## START
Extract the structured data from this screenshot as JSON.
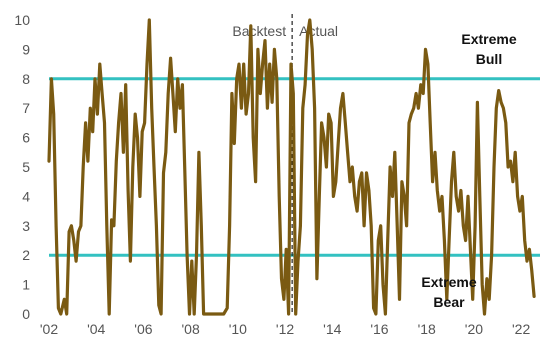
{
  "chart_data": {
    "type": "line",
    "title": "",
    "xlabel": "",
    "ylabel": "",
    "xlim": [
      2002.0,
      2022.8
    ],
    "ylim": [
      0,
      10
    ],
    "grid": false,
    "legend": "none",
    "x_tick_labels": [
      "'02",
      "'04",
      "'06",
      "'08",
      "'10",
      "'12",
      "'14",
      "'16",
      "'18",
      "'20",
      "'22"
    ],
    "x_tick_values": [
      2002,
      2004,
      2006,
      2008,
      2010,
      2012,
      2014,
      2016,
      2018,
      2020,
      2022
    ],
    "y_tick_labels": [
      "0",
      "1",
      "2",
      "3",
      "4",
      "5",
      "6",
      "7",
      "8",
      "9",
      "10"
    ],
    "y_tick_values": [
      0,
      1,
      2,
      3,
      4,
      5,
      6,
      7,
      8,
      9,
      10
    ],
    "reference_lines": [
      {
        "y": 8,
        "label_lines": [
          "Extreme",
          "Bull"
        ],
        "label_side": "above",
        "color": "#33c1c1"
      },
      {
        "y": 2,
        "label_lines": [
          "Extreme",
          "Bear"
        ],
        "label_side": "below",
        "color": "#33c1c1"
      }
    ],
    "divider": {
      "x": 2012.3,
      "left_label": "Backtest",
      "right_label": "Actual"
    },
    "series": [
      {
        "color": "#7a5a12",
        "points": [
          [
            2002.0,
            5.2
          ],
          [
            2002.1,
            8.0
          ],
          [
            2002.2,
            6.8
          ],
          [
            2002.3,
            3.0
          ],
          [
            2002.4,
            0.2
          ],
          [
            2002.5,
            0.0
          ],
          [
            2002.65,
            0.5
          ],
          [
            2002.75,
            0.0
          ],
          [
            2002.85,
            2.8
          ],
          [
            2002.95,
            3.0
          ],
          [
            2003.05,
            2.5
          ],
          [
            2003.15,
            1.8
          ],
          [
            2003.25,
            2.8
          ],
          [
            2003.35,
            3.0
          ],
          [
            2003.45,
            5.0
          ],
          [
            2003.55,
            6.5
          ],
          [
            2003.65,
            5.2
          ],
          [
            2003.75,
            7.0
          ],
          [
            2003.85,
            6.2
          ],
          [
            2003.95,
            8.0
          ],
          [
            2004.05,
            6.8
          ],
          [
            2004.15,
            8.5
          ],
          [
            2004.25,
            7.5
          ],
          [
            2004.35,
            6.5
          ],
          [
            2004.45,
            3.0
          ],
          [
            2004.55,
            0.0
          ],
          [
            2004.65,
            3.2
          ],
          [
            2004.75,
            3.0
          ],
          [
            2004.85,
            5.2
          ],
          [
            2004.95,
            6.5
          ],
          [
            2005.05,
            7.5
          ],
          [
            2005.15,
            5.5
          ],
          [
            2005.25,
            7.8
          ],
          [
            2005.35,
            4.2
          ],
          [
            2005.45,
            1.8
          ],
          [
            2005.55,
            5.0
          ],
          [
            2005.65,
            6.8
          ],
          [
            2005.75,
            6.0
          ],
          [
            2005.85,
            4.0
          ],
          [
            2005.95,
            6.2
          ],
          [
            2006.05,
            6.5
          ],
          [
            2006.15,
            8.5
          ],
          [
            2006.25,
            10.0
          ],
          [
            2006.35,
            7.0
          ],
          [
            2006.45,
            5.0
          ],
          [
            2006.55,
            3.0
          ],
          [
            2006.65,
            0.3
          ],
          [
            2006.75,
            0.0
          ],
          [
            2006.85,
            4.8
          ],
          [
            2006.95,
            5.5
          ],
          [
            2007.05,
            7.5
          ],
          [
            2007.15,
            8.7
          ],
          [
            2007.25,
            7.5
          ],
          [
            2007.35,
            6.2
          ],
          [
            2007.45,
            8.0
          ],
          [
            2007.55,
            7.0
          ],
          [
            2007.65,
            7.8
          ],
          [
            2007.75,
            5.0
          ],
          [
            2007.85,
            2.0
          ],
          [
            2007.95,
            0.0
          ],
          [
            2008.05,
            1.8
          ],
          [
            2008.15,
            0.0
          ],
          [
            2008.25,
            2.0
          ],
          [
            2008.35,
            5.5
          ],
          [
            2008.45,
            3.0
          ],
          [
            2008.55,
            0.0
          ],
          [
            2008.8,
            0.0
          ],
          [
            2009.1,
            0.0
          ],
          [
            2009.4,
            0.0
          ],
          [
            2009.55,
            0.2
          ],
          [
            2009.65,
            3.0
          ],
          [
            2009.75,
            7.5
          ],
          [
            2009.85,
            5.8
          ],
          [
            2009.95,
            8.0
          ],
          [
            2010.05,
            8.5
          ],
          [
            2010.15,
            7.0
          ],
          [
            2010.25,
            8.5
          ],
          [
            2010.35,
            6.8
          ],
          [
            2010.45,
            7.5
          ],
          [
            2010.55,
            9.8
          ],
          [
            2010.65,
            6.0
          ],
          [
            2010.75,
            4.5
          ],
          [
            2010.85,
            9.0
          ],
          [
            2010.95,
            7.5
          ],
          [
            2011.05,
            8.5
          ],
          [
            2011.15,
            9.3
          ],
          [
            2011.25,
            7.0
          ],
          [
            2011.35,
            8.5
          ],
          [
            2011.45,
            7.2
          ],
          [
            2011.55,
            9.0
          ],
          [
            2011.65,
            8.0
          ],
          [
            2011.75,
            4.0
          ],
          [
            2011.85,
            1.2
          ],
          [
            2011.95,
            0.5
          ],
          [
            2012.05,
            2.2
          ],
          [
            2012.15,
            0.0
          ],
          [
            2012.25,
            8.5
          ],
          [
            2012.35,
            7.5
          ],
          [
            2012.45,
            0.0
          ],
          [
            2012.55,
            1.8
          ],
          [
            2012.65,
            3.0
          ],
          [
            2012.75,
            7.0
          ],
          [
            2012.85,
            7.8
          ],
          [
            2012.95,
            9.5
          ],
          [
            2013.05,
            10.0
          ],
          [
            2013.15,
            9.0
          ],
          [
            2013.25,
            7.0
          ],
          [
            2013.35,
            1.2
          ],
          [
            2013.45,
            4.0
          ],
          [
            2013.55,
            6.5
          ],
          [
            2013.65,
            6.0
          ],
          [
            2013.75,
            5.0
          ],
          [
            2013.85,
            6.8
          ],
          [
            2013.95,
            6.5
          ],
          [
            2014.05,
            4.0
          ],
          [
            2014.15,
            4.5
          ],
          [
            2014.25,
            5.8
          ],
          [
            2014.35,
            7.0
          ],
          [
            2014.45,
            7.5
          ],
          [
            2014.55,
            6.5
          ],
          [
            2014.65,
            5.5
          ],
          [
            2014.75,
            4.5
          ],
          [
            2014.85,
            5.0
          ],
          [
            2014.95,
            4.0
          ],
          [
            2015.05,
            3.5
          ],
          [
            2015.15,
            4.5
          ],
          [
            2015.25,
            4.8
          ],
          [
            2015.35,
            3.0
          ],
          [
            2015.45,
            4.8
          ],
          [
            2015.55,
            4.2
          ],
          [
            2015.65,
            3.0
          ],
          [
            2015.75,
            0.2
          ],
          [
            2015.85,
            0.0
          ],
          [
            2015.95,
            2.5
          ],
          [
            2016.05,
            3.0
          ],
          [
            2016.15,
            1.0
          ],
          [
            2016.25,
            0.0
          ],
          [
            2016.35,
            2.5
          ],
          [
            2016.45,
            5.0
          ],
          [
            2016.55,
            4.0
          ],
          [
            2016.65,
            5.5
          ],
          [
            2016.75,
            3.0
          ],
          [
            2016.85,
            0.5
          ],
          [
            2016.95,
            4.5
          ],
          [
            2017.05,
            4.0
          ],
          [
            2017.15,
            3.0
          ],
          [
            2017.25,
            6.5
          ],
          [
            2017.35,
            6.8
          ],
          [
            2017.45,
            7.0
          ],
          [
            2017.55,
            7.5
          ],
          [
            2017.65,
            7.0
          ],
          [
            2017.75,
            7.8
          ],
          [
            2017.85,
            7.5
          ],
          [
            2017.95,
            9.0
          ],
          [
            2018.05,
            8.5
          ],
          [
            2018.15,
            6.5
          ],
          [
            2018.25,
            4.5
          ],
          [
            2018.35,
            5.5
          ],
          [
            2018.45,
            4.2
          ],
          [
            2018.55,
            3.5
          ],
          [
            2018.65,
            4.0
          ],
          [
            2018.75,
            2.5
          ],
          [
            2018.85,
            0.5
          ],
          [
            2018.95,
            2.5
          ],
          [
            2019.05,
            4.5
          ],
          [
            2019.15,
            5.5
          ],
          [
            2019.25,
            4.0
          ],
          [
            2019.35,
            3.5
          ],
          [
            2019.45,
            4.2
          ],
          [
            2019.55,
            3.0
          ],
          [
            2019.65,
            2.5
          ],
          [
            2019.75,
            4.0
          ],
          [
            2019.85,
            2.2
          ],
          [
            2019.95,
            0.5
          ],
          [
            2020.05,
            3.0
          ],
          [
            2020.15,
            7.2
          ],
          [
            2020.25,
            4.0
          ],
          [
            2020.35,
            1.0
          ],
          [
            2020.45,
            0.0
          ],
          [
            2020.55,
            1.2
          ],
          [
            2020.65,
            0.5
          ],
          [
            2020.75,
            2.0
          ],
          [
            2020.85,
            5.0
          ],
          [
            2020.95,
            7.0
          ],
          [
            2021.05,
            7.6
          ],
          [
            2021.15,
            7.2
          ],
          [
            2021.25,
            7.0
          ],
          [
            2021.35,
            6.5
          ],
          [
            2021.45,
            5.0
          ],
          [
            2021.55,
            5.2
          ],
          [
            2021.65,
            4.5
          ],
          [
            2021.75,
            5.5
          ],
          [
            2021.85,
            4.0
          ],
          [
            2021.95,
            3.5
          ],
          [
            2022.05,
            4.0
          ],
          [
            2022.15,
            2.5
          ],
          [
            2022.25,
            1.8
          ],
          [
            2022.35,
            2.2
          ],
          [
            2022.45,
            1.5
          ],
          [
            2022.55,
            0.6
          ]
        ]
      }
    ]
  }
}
## END
## START
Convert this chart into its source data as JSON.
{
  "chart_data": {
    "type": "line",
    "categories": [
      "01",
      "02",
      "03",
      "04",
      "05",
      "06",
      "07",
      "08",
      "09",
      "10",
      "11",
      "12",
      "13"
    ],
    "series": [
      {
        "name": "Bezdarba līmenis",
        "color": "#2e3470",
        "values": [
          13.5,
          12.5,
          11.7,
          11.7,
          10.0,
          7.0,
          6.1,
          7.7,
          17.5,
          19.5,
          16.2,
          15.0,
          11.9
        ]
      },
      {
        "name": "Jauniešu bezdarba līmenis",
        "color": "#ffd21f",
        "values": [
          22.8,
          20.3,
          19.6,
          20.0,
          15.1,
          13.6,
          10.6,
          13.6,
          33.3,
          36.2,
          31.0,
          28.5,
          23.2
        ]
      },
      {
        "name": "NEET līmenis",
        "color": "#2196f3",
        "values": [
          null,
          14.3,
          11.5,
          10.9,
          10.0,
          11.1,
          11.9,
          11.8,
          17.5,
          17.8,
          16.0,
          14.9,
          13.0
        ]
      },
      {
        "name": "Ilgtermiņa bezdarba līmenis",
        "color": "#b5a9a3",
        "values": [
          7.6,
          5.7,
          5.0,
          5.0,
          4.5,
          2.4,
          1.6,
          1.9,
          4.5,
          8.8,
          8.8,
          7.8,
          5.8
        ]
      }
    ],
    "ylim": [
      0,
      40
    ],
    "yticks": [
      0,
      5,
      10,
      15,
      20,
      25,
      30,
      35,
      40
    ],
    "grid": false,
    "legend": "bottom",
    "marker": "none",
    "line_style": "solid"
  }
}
## END
## START
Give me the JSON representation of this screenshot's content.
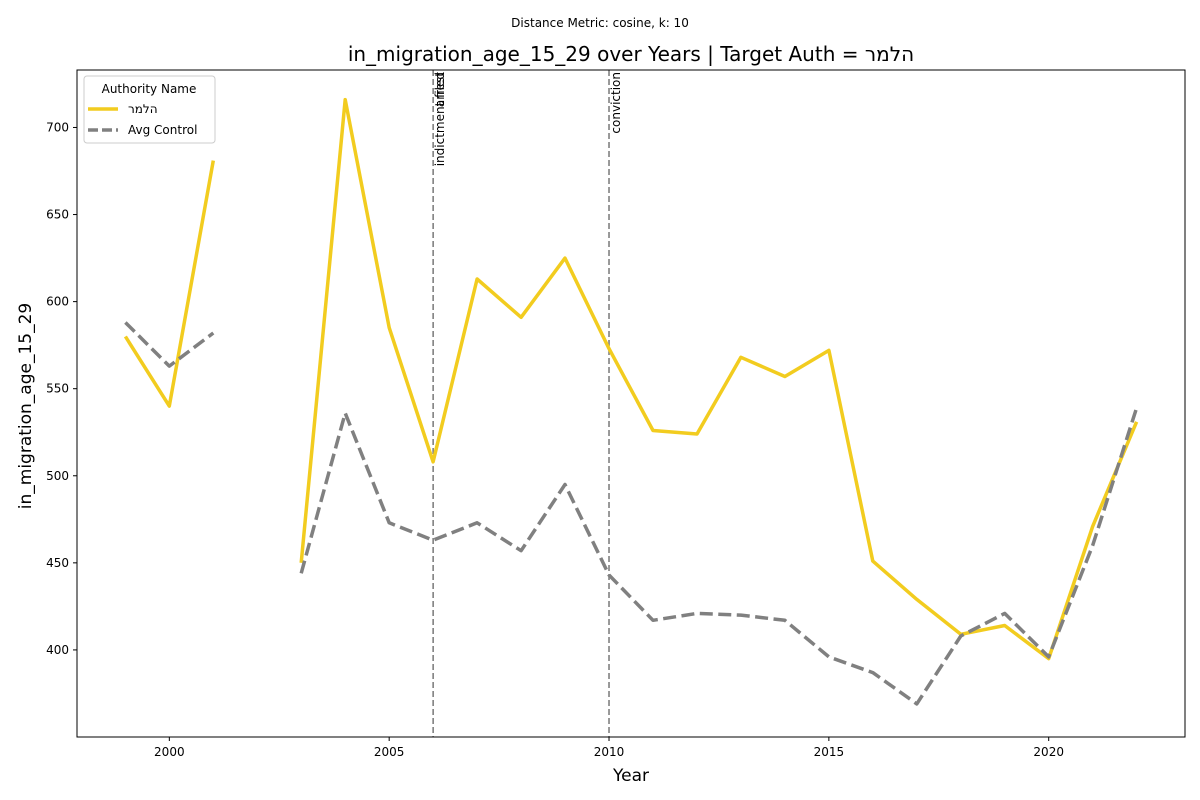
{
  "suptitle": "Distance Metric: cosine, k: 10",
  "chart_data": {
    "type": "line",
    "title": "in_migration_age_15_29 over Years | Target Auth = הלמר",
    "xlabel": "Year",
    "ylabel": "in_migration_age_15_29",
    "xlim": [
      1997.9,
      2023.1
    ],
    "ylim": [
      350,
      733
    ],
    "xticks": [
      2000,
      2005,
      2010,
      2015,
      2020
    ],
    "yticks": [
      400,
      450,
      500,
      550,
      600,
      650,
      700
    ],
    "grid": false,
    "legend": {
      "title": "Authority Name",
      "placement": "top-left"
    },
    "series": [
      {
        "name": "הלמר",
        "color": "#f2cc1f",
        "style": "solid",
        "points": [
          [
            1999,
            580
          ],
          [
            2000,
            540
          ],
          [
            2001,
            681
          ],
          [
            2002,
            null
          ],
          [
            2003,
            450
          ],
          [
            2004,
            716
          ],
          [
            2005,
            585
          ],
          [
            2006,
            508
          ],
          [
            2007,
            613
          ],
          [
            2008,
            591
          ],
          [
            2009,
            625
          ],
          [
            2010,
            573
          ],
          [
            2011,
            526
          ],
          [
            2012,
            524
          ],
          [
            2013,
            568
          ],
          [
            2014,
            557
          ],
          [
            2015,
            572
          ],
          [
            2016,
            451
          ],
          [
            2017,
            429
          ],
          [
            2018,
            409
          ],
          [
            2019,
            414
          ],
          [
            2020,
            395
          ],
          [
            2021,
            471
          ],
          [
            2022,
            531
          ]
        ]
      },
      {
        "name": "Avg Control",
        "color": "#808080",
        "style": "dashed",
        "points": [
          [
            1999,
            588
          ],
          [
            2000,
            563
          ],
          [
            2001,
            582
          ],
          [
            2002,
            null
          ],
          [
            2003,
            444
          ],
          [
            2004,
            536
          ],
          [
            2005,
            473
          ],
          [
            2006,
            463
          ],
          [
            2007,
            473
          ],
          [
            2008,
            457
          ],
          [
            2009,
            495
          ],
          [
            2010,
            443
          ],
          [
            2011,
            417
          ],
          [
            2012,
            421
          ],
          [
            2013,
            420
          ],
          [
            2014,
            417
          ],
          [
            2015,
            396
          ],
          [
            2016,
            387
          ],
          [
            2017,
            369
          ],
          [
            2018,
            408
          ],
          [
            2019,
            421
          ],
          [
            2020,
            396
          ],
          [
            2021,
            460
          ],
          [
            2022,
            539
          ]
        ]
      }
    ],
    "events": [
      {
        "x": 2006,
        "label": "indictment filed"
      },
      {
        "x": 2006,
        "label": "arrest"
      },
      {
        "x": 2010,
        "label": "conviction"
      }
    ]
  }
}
## END
_Problem description_
Display every line of the listing that contains the string "this".

_The output_
Extract the structured data from this screenshot as JSON.
Convert this chart into its source data as JSON.
Give me the JSON representation of this screenshot's content.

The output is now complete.